- _TASK DETAILS_: Would it be possible to write out each entry below exactly, without the pictures?

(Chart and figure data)
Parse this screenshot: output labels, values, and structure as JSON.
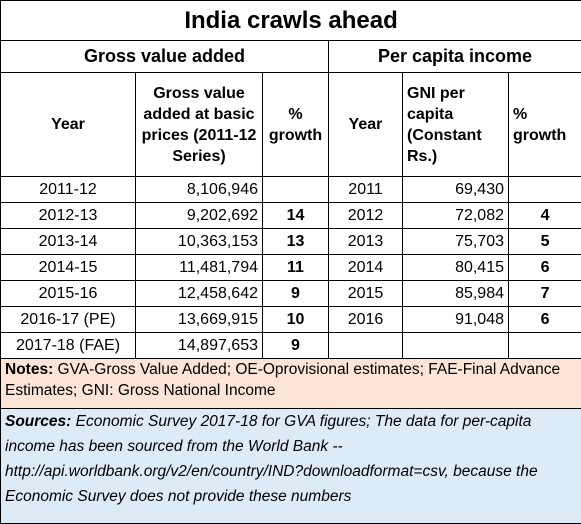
{
  "header": {
    "title": "India crawls ahead"
  },
  "gva": {
    "title": "Gross value added",
    "columns": [
      "Year",
      "Gross value added at basic prices (2011-12 Series)",
      "% growth"
    ],
    "rows": [
      [
        "2011-12",
        "8,106,946"
      ],
      [
        "2012-13",
        "9,202,692",
        14
      ],
      [
        "2013-14",
        "10,363,153",
        13
      ],
      [
        "2014-15",
        "11,481,794",
        11
      ],
      [
        "2015-16",
        "12,458,642",
        9
      ],
      [
        "2016-17 (PE)",
        "13,669,915",
        10
      ],
      [
        "2017-18 (FAE)",
        "14,897,653",
        9
      ]
    ]
  },
  "pci": {
    "title": "Per capita income",
    "columns": [
      "Year",
      "GNI per capita (Constant Rs.)",
      "% growth"
    ],
    "rows": [
      [
        "2011",
        "69,430"
      ],
      [
        "2012",
        "72,082",
        4
      ],
      [
        "2013",
        "75,703",
        5
      ],
      [
        "2014",
        "80,415",
        6
      ],
      [
        "2015",
        "85,984",
        7
      ],
      [
        "2016",
        "91,048",
        6
      ]
    ]
  },
  "notes": {
    "label": "Notes:",
    "text": "GVA-Gross Value Added; OE-Oprovisional estimates; FAE-Final Advance Estimates; GNI: Gross National Income"
  },
  "sources": {
    "label": "Sources:",
    "text": "Economic Survey 2017-18 for GVA figures; The data for per-capita income has been sourced from the World Bank -- http://api.worldbank.org/v2/en/country/IND?downloadformat=csv, because the Economic Survey does not provide these numbers"
  }
}
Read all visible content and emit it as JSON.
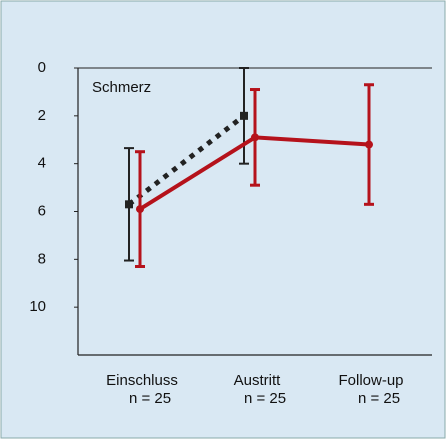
{
  "chart_data": {
    "type": "line",
    "annotations": [
      "Schmerz"
    ],
    "categories": [
      "Einschluss",
      "Austritt",
      "Follow-up"
    ],
    "sample_labels": [
      "n = 25",
      "n = 25",
      "n = 25"
    ],
    "series": [
      {
        "color": "#222222",
        "line_style": "dotted",
        "values": [
          5.7,
          2.0,
          null
        ],
        "errors": [
          2.35,
          2.0,
          null
        ]
      },
      {
        "color": "#b5121b",
        "line_style": "solid",
        "values": [
          5.9,
          2.9,
          3.2
        ],
        "errors": [
          2.4,
          2.0,
          2.5
        ]
      }
    ],
    "ylim": [
      0,
      12
    ],
    "y_inverted": true,
    "yticks": [
      0,
      2,
      4,
      6,
      8,
      10
    ]
  }
}
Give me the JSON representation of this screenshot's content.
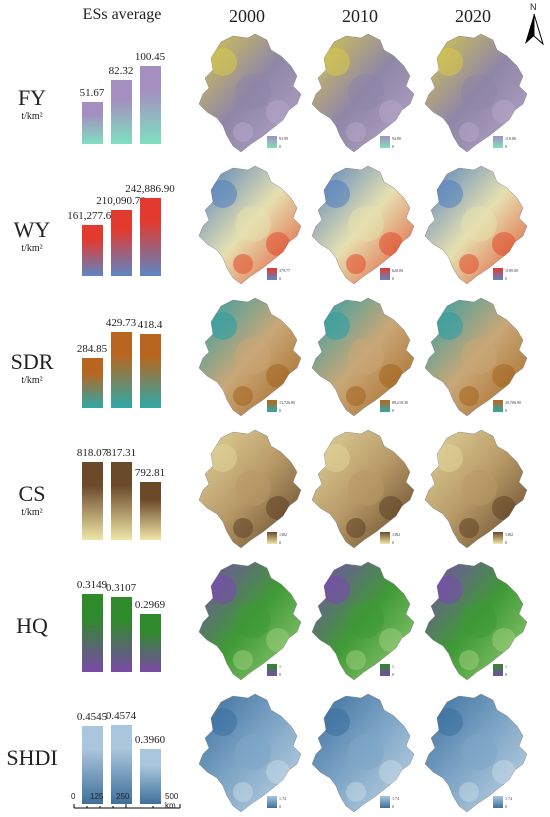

- _EXERCISE RESULT_:
Parse this screenshot: output labels, values, and structure as JSON.
{
  "header": {
    "title": "India crawls ahead"
  },
  "gva": {
    "title": "Gross value added",
    "columns": [
      "Year",
      "Gross value added at basic prices (2011-12 Series)",
      "% growth"
    ],
    "rows": [
      [
        "2011-12",
        "8,106,946"
      ],
      [
        "2012-13",
        "9,202,692",
        14
      ],
      [
        "2013-14",
        "10,363,153",
        13
      ],
      [
        "2014-15",
        "11,481,794",
        11
      ],
      [
        "2015-16",
        "12,458,642",
        9
      ],
      [
        "2016-17 (PE)",
        "13,669,915",
        10
      ],
      [
        "2017-18 (FAE)",
        "14,897,653",
        9
      ]
    ]
  },
  "pci": {
    "title": "Per capita income",
    "columns": [
      "Year",
      "GNI per capita (Constant Rs.)",
      "% growth"
    ],
    "rows": [
      [
        "2011",
        "69,430"
      ],
      [
        "2012",
        "72,082",
        4
      ],
      [
        "2013",
        "75,703",
        5
      ],
      [
        "2014",
        "80,415",
        6
      ],
      [
        "2015",
        "85,984",
        7
      ],
      [
        "2016",
        "91,048",
        6
      ]
    ]
  },
  "notes": {
    "label": "Notes:",
    "text": "GVA-Gross Value Added; OE-Oprovisional estimates; FAE-Final Advance Estimates; GNI: Gross National Income"
  },
  "sources": {
    "label": "Sources:",
    "text": "Economic Survey 2017-18 for GVA figures; The data for per-capita income has been sourced from the World Bank -- http://api.worldbank.org/v2/en/country/IND?downloadformat=csv, because the Economic Survey does not provide these numbers"
  }
}
Read all visible content and emit it as JSON.
{
  "chart_data": {
    "type": "line",
    "annotations": [
      "Schmerz"
    ],
    "categories": [
      "Einschluss",
      "Austritt",
      "Follow-up"
    ],
    "sample_labels": [
      "n = 25",
      "n = 25",
      "n = 25"
    ],
    "series": [
      {
        "color": "#222222",
        "line_style": "dotted",
        "values": [
          5.7,
          2.0,
          null
        ],
        "errors": [
          2.35,
          2.0,
          null
        ]
      },
      {
        "color": "#b5121b",
        "line_style": "solid",
        "values": [
          5.9,
          2.9,
          3.2
        ],
        "errors": [
          2.4,
          2.0,
          2.5
        ]
      }
    ],
    "ylim": [
      0,
      12
    ],
    "y_inverted": true,
    "yticks": [
      0,
      2,
      4,
      6,
      8,
      10
    ]
  }
}
Give me the JSON representation of this screenshot's content.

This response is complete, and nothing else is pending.